Segment Start: EXCERPT PROVIDED
It raises the point that for every job in a certain field there are possibly hundreds trying to break into the field. Add onto it a later retirement for most people, which isn’t opening up jobs like it once did, and less jobs to go around in many industries and one is stuck in a bubble of underemployment.

For people in the millennial generation our wages are low and our potential to move ahead is harder. We buy homes less, because we can’t afford them. We’re loaded down with student debt, buying into the idea that our education was worth it. We don’t have benefits with many jobs we have, and we are having a harder time breaking into the fields we went to school for. If we ever get there. Many of us are still slinging pizza and selling clothes at Kohl’s to try and make it.

Many of us that went to school for a try at the middle class are facing an existence that has had wages stagnate for our lives and that of our boomer and gen-x parents. Add on the great recession which knocked a lot of people out of careers and into a downward spiral and we have a hot mess.

While I admire the idea of creating happiness and creating wealth in little things it’s also important to understand the crunch that basic survival takes on those living it. So much of one’s energy is placed in how to pay all the bills and come out with enough to buy food. A lot of energy is placed on figuring out summer camps and how to afford it and stressing about credit scores and if one can ever get ahead.
Segment End: EXCERPT PROVIDED
Segment Start: INFORMATION SUPPLIED
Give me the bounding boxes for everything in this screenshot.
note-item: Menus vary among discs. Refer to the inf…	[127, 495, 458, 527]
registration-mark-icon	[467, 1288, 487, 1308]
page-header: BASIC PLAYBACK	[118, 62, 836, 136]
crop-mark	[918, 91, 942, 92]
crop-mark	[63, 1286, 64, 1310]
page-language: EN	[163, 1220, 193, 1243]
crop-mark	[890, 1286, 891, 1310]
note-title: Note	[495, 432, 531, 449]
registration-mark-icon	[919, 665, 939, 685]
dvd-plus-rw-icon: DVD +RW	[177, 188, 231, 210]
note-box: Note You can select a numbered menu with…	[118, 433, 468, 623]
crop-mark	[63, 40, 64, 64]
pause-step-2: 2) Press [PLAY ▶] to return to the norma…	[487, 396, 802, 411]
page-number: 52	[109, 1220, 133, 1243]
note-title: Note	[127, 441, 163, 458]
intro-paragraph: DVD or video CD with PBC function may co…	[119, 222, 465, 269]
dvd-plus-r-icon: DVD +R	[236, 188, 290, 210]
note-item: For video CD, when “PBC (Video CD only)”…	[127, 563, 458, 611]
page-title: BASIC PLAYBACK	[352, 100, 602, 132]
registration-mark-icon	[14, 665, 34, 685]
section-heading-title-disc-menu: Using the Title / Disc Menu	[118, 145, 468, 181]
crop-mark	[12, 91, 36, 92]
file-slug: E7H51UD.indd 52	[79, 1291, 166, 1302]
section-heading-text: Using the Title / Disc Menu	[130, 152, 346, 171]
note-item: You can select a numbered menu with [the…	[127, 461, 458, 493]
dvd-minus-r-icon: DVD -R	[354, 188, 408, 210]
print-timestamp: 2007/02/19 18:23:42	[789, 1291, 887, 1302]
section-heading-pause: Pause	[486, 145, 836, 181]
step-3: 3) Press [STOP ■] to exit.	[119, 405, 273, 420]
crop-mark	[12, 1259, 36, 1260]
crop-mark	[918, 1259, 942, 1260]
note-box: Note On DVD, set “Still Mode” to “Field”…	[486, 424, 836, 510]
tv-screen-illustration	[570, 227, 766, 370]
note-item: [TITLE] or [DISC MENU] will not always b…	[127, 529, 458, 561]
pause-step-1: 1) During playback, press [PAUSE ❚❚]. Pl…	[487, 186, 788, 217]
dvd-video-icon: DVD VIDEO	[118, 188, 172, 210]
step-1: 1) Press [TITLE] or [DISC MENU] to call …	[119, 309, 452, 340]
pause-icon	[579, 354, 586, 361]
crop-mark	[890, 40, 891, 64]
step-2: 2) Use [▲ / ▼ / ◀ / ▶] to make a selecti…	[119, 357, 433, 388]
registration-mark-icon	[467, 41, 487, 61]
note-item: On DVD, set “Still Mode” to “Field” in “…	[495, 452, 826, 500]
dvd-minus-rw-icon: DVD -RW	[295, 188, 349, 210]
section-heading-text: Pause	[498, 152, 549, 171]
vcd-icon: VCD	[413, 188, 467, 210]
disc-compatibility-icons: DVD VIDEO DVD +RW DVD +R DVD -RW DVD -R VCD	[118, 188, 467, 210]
Segment End: INFORMATION SUPPLIED
:: DIRECTIONS ::
**a)** Translate into Spanish this sentence from the excerpt on millennial underemployment: "We buy homes less, because we can’t afford them."
**b)** From the excerpt on millennial underemployment, transcribe the part that opens with the words "For people in" and closes with "a hot mess.".

:: RESULTS ::
**a)** Compramos menos casas, porque no podemos permitírnoslas.

**b)**
For people in the millennial generation our wages are low and our potential to move ahead is harder. We buy homes less, because we can’t afford them. We’re loaded down with student debt, buying into the idea that our education was worth it. We don’t have benefits with many jobs we have, and we are having a harder time breaking into the fields we went to school for. If we ever get there. Many of us are still slinging pizza and selling clothes at Kohl’s to try and make it.

Many of us that went to school for a try at the middle class are facing an existence that has had wages stagnate for our lives and that of our boomer and gen-x parents. Add on the great recession which knocked a lot of people out of careers and into a downward spiral and we have a hot mess.